■ **TAREFAS A CUMPRIR**:
a: Responda com base no trecho citado:
(i) Em que revista foi publicado o artigo de Ed Kilgore?
(ii) Quais senadores foram forçados a tornar suas campanhas um complemento da cruzada pós-eleitoral do presidente?
(iii) Em que site foi publicado o artigo "A calamidade moral"?
b: Reescreva o trecho citado com "epidemia" no lugar de "pandemia". Comece nas palavras que contêm "Em 20 de março" e pare depois de "em número atualizado).".

■ **TRECHO CITADO**:

O alerta, claro, tampouco adiantou.

Como escreveu o colunista Ed Kilgore em seu artigo “Trump retribui seus bajuladores com traição desnecessária”, publicado na New York Magazine em 7 de janeiro:

A determinação de Trump de não deixar nenhum amigo sem traição foi mais evidente em seu comportamento em relação ao Partido Republicano, que estava desesperado para manter sua base de poder no Senado na disputa de suas duas últimas cadeiras. A mensagem vencedora óbvia era a necessidade de conter quaisquer excessos que o Partido Democrata pudesse nutrir se assegurasse uma trifeta governamental [Casa Branca, Senado e Câmara]. Em vez disso, o presidente insistiu em destruir a unidade do partido com ataques ruidosos e incessantes a autoridades republicanas na Geórgia que não cooperaram com seus esforços para reverter os resultados das eleições presidenciais, forçando os senadores Kelly Loeffler e David Perdue a tornar suas próprias campanhas um complemento de sua cruzada pós-eleitoral. Como tantos outros aliados de Trump, Loeffler e Perdue foram punidos pela lealdade conspícua a ele, perdendo o que se tornara um referendo sobre suas queixas e teorias da conspiração.”

Em 20 de março de 2020, quando a pandemia despontava no Brasil, publiquei no site O Antagonista o artigo “A calamidade moral”, que já tratava do “modo Bolsonaro” de lidar com a crise sanitária, chamando “de fantasia, histeria, neurose ou pânico a prudência diante dos riscos de uma doença que agora já matou mais de 10 mil pessoas no mundo” (quase 2 milhões, em número atualizado).

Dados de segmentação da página
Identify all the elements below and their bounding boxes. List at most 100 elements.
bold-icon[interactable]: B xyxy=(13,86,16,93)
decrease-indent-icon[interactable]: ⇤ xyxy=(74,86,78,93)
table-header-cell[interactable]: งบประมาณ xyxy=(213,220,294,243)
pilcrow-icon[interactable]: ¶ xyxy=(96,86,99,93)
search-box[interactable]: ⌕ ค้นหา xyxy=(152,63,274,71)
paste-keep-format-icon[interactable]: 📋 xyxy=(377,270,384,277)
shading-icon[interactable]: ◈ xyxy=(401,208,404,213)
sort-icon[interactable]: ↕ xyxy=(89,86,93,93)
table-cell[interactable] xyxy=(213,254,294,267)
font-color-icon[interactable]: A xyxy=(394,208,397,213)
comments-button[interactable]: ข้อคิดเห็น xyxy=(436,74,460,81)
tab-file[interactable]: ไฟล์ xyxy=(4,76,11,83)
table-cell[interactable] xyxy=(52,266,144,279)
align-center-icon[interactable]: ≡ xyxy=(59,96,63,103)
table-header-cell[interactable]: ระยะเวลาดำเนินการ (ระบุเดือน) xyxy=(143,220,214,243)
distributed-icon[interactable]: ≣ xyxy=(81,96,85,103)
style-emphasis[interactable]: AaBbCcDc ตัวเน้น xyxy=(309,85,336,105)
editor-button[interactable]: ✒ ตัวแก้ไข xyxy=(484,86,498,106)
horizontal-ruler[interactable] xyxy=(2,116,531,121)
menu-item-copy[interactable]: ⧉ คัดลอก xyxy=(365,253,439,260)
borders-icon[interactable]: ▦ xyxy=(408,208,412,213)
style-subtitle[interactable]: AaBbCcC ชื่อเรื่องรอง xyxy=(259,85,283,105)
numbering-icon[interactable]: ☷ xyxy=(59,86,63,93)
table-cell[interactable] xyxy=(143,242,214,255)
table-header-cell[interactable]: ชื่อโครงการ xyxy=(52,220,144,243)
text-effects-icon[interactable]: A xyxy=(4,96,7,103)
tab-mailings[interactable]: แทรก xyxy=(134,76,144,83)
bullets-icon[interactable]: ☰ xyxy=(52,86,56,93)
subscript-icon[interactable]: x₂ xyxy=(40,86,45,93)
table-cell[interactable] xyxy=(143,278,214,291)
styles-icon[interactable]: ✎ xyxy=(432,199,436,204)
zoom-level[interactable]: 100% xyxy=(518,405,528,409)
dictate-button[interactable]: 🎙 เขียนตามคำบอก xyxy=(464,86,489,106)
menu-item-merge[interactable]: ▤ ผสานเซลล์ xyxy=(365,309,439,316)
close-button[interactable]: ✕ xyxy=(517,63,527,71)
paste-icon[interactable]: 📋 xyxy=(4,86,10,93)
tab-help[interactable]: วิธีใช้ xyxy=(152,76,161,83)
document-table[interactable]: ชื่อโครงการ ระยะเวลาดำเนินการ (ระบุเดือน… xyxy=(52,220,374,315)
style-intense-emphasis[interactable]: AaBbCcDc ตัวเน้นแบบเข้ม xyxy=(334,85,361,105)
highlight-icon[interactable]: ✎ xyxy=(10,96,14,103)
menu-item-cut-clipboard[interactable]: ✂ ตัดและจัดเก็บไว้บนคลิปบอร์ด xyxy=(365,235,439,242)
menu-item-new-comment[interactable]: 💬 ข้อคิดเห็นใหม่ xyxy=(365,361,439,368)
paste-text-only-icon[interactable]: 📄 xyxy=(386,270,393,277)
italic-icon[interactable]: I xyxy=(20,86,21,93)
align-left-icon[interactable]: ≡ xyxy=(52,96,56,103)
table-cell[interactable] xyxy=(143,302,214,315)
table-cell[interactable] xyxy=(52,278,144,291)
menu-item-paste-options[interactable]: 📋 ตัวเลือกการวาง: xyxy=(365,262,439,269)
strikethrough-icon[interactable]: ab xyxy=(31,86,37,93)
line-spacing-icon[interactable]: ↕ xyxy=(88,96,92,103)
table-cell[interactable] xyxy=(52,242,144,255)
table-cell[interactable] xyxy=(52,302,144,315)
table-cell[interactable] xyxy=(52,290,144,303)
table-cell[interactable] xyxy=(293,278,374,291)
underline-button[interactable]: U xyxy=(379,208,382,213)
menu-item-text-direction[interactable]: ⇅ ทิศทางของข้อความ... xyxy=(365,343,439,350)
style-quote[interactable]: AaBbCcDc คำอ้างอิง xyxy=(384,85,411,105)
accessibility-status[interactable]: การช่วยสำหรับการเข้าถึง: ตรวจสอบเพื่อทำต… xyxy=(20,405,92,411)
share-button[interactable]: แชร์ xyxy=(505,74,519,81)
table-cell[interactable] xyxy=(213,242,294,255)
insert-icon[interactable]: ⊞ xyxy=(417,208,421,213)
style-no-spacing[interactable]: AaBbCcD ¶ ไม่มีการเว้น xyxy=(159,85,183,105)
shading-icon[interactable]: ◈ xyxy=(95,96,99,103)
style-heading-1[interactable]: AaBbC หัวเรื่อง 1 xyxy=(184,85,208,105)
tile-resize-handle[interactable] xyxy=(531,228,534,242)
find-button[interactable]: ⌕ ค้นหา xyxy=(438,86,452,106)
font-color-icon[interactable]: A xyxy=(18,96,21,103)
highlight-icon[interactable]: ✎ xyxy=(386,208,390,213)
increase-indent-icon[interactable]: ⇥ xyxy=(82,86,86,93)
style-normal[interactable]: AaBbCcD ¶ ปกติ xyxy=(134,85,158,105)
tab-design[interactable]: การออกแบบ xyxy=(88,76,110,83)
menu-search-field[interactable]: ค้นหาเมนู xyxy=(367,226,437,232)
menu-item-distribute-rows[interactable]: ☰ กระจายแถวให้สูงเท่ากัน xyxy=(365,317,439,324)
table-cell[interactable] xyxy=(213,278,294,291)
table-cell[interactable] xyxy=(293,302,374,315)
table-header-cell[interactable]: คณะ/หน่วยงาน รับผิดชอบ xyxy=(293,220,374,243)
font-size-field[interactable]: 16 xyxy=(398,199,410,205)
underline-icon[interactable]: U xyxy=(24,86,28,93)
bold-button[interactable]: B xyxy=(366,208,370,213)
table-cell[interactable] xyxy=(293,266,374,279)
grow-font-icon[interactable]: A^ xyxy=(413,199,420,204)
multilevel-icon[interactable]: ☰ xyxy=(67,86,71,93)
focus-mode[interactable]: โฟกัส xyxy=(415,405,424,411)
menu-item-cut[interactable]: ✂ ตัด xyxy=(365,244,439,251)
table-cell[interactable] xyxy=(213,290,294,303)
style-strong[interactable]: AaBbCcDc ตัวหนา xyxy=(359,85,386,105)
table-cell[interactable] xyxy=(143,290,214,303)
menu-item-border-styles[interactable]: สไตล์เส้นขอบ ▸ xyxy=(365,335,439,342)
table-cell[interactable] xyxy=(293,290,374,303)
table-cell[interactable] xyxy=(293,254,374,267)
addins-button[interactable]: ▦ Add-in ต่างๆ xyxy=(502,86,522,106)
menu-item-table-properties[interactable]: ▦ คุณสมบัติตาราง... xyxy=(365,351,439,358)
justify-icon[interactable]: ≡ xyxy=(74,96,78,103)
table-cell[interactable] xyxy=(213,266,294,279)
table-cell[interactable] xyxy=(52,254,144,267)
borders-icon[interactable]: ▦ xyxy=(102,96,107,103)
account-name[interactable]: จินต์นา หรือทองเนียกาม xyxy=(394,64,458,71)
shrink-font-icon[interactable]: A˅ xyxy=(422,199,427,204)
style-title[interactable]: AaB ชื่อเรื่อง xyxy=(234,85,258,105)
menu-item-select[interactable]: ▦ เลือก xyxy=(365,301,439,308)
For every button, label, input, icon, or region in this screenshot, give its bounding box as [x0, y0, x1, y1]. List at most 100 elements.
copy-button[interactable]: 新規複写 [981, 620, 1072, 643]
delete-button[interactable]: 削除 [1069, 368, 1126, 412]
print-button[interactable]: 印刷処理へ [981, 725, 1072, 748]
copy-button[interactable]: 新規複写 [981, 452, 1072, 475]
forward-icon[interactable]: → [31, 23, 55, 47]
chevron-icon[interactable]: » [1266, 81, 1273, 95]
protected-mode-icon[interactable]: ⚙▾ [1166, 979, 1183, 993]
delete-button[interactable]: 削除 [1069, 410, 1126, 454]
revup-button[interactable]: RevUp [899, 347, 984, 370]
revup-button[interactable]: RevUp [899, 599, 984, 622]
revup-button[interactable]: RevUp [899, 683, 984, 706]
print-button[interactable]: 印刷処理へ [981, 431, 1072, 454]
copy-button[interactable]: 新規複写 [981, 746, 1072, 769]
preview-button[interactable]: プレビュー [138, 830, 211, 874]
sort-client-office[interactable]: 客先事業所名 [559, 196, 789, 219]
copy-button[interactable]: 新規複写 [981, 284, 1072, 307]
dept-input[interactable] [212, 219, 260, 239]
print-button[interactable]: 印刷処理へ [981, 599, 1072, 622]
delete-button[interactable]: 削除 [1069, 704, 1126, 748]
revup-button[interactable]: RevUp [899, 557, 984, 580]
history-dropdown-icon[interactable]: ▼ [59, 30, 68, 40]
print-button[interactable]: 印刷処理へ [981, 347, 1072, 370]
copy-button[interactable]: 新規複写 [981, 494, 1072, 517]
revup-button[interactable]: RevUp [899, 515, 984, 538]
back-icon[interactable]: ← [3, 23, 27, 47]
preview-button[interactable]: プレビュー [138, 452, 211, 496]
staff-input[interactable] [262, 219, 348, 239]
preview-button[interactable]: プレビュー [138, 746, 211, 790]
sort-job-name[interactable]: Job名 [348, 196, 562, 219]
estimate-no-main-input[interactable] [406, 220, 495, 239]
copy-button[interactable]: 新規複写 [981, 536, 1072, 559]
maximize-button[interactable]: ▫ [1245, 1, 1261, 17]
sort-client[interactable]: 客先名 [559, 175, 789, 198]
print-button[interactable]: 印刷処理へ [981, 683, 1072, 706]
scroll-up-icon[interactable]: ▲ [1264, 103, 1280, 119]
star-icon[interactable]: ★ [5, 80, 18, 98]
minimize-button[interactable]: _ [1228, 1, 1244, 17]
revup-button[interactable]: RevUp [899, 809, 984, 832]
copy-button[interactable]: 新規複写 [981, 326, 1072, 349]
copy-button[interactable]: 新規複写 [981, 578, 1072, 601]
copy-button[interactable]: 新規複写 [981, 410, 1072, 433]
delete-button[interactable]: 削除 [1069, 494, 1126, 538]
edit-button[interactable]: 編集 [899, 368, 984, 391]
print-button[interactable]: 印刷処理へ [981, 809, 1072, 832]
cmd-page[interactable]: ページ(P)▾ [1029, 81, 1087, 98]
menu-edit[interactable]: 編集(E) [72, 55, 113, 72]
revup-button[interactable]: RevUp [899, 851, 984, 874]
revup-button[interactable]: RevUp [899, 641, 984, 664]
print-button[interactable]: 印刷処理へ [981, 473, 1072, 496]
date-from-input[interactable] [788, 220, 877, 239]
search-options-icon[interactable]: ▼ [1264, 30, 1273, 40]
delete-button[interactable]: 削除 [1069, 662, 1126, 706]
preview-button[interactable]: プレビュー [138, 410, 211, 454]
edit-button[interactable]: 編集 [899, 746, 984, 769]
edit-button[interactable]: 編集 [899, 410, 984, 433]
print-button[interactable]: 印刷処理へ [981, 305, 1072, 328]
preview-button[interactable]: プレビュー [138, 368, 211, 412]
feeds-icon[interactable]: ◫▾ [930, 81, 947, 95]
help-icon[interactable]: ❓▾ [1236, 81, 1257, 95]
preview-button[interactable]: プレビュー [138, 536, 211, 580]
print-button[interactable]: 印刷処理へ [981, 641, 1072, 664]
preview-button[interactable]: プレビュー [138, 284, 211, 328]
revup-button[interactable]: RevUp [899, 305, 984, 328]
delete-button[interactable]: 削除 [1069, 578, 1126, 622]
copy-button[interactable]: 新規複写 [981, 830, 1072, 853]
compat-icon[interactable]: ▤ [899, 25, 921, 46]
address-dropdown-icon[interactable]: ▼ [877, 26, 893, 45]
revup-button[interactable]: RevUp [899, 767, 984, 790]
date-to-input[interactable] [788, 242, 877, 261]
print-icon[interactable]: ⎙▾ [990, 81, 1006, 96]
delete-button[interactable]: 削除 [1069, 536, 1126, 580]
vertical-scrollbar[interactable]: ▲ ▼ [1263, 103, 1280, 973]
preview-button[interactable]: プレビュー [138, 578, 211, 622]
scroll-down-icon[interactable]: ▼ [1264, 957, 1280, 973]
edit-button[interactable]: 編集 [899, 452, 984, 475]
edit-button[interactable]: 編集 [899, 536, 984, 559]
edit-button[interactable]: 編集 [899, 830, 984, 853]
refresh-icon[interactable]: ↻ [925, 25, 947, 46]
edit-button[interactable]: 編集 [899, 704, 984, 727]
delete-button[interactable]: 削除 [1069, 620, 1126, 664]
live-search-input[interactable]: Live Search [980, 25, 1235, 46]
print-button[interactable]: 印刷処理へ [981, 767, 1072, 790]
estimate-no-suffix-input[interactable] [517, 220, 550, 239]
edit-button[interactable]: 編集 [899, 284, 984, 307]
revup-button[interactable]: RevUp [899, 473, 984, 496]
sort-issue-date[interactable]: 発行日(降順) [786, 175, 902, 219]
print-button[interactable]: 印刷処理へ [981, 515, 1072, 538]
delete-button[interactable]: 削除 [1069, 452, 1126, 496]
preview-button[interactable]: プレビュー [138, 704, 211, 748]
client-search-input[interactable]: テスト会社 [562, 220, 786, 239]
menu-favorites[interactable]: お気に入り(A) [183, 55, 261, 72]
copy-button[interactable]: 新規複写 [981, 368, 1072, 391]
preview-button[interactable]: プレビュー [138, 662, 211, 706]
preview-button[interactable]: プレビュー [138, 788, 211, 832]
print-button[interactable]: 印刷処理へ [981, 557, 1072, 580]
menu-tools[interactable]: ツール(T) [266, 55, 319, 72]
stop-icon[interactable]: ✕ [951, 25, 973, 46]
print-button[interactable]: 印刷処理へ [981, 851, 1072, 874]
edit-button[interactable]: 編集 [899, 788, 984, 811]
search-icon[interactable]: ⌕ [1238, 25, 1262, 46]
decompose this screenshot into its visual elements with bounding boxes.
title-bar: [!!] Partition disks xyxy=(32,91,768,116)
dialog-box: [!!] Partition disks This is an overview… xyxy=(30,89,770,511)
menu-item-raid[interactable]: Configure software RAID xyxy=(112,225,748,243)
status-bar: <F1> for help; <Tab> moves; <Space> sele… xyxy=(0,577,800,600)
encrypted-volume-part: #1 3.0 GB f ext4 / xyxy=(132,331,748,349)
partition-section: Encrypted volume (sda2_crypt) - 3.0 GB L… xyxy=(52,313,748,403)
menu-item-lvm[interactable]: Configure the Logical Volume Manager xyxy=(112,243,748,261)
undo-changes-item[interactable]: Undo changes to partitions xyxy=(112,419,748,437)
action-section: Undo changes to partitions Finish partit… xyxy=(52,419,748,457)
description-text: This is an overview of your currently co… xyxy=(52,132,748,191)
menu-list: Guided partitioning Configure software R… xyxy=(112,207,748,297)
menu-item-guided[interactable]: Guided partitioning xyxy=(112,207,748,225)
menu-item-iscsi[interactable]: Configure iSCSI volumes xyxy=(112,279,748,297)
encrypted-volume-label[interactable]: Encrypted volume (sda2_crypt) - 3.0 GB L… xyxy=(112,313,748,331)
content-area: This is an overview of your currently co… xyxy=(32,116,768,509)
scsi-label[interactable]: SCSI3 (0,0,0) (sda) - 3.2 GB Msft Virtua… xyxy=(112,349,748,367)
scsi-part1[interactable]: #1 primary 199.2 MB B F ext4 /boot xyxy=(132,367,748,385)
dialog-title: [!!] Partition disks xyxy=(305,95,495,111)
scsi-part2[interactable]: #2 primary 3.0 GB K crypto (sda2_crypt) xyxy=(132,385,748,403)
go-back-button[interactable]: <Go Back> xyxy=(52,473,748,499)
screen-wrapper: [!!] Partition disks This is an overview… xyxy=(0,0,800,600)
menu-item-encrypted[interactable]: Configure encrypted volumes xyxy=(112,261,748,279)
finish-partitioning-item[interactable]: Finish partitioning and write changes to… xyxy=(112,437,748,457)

■ **RESPOSTAS DO EXERCÍCIO**:
a:
(i) Na New York Magazine.
(ii) Kelly Loeffler e David Perdue.
(iii) No site O Antagonista.

b:
Em 20 de março de 2020, quando a epidemia despontava no Brasil, publiquei no site O Antagonista o artigo “A calamidade moral”, que já tratava do “modo Bolsonaro” de lidar com a crise sanitária, chamando “de fantasia, histeria, neurose ou pânico a prudência diante dos riscos de uma doença que agora já matou mais de 10 mil pessoas no mundo” (quase 2 milhões, em número atualizado).